Task details
Locate all lines in the data below that hold "Policy" and show them.

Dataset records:
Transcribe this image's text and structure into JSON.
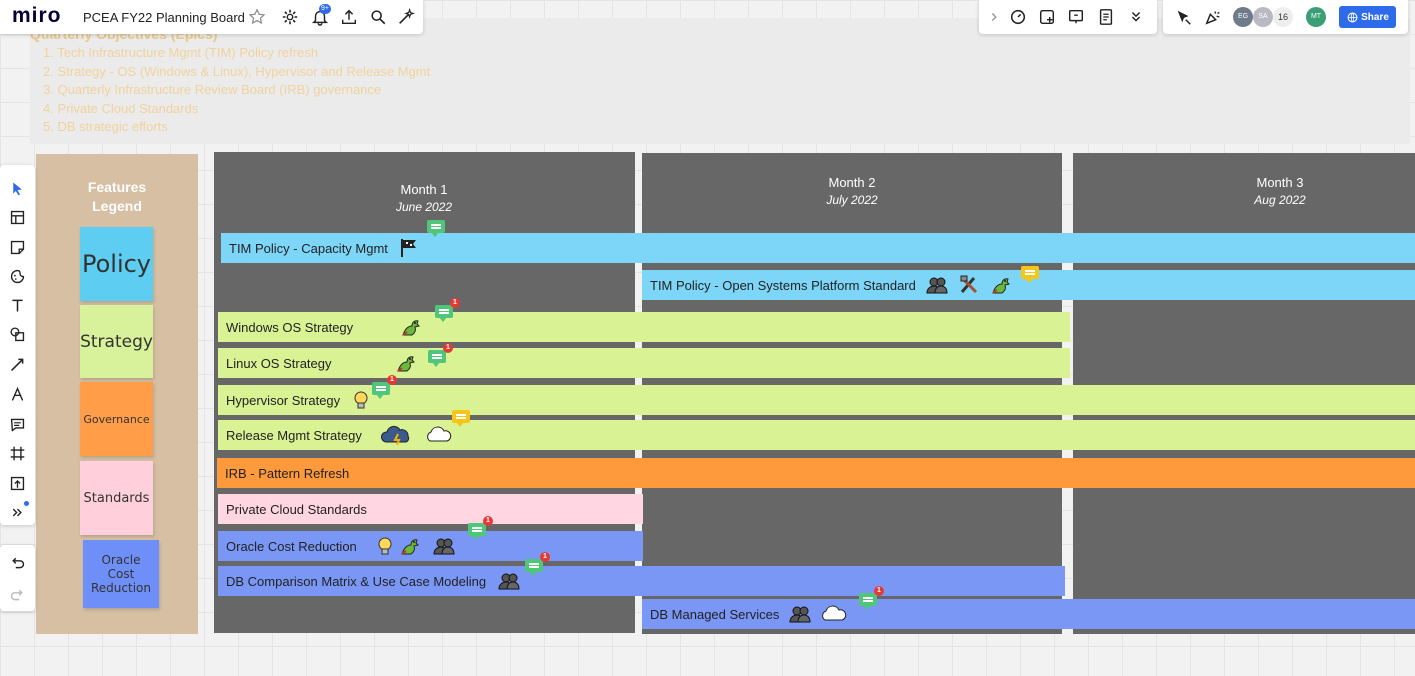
{
  "app": {
    "logo": "miro",
    "board_title": "PCEA FY22 Planning Board",
    "notifications_badge": "9+"
  },
  "objectives": {
    "title": "Quarterly Objectives (Epics)",
    "items": [
      "1.  Tech Infrastructure Mgmt (TIM) Policy refresh",
      "2.  Strategy - OS (Windows & Linux), Hypervisor and Release Mgmt",
      "3.  Quarterly Infrastructure Review Board (IRB) governance",
      "4.  Private Cloud Standards",
      "5. DB strategic efforts"
    ]
  },
  "legend": {
    "title_line1": "Features",
    "title_line2": "Legend",
    "items": [
      {
        "label": "Policy",
        "color": "#5ecdf2"
      },
      {
        "label": "Strategy",
        "color": "#d7f29a"
      },
      {
        "label": "Governance",
        "color": "#ff9d48"
      },
      {
        "label": "Standards",
        "color": "#ffd0dc"
      },
      {
        "label": "Oracle Cost Reduction",
        "color": "#6e8ff7"
      }
    ]
  },
  "months": [
    {
      "label": "Month 1",
      "sub": "June 2022"
    },
    {
      "label": "Month 2",
      "sub": "July 2022"
    },
    {
      "label": "Month 3",
      "sub": "Aug 2022"
    }
  ],
  "bars": [
    {
      "label": "TIM Policy - Capacity Mgmt",
      "color": "#7dd6f7",
      "icons": [
        "flag-icon"
      ]
    },
    {
      "label": "TIM Policy - Open Systems Platform Standard",
      "color": "#7dd6f7",
      "icons": [
        "people-icon",
        "tools-icon",
        "dragon-icon"
      ]
    },
    {
      "label": "Windows OS Strategy",
      "color": "#d8f294",
      "icons": [
        "dragon-icon"
      ]
    },
    {
      "label": "Linux OS Strategy",
      "color": "#d8f294",
      "icons": [
        "dragon-icon"
      ]
    },
    {
      "label": "Hypervisor Strategy",
      "color": "#d8f294",
      "icons": [
        "lightbulb-icon"
      ]
    },
    {
      "label": "Release Mgmt Strategy",
      "color": "#d8f294",
      "icons": [
        "storm-cloud-icon",
        "cloud-icon"
      ]
    },
    {
      "label": "IRB - Pattern Refresh",
      "color": "#ff9a3c",
      "icons": []
    },
    {
      "label": "Private Cloud Standards",
      "color": "#ffd6e2",
      "icons": []
    },
    {
      "label": "Oracle Cost Reduction",
      "color": "#7b97f6",
      "icons": [
        "lightbulb-icon",
        "dragon-icon",
        "people-icon"
      ]
    },
    {
      "label": "DB Comparison Matrix & Use Case Modeling",
      "color": "#7b97f6",
      "icons": [
        "people-icon"
      ]
    },
    {
      "label": "DB Managed Services",
      "color": "#7b97f6",
      "icons": [
        "people-icon",
        "cloud-icon"
      ]
    }
  ],
  "comment_badges": [
    "1",
    "1",
    "1",
    "1",
    "1",
    "1"
  ],
  "collaborators": {
    "avatars": [
      "EG",
      "SA"
    ],
    "count": "16",
    "me": "MT"
  },
  "share_label": "Share",
  "colors": {
    "accent": "#2d6bea",
    "comment_green": "#4fc67a",
    "comment_yellow": "#f5c518"
  }
}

Complete output
      "1.  Tech Infrastructure Mgmt (TIM) Policy refresh",
        "label": "Policy",
      "label": "TIM Policy - Capacity Mgmt",
      "label": "TIM Policy - Open Systems Platform Standard",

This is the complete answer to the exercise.